Transcribed page data
━━━━
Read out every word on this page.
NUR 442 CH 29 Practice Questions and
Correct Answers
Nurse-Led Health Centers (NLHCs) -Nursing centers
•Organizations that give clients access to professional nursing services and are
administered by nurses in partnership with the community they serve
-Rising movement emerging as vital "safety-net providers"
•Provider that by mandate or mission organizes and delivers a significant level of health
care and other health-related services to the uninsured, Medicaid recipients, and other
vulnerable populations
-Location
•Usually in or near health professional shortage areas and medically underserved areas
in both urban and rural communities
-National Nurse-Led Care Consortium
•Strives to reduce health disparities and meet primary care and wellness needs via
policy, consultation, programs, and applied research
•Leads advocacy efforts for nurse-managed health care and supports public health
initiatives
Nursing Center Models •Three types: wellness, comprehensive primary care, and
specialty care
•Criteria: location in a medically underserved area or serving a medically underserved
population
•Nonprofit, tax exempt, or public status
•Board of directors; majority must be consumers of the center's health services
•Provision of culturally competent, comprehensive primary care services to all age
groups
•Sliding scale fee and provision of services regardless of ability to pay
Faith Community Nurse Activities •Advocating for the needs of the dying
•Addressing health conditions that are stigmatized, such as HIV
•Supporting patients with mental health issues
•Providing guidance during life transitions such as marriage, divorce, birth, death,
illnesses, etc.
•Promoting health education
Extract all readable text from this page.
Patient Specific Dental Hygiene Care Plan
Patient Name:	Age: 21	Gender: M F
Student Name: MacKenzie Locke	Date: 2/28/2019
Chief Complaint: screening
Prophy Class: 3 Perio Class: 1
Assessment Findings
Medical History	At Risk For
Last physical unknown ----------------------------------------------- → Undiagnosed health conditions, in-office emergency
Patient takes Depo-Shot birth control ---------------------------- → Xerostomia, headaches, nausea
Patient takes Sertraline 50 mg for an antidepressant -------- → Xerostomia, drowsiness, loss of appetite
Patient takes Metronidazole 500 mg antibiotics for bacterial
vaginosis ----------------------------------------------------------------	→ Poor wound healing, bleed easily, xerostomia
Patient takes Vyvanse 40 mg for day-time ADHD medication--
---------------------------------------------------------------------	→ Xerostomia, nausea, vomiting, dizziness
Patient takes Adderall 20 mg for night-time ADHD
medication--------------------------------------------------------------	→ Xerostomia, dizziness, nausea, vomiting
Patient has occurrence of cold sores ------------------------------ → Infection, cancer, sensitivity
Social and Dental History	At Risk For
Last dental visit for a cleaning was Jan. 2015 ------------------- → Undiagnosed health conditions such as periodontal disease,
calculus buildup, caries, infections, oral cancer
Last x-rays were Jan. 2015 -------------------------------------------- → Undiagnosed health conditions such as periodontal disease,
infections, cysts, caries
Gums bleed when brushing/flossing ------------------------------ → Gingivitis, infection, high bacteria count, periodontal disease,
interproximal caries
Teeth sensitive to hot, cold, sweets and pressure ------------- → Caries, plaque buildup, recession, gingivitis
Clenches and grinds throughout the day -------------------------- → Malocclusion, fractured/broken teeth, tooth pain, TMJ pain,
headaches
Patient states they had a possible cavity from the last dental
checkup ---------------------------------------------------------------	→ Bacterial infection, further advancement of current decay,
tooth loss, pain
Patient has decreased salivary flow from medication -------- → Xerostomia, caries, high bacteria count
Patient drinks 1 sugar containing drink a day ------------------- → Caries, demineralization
━━━━
**WHAT IS BEING ASKED**.
If a line above holds the word "comprehensive", copy it.

**ANSWER SECTION**.
Nursing Center Models •Three types: wellness, comprehensive primary care, and
•Provision of culturally competent, comprehensive primary care services to all age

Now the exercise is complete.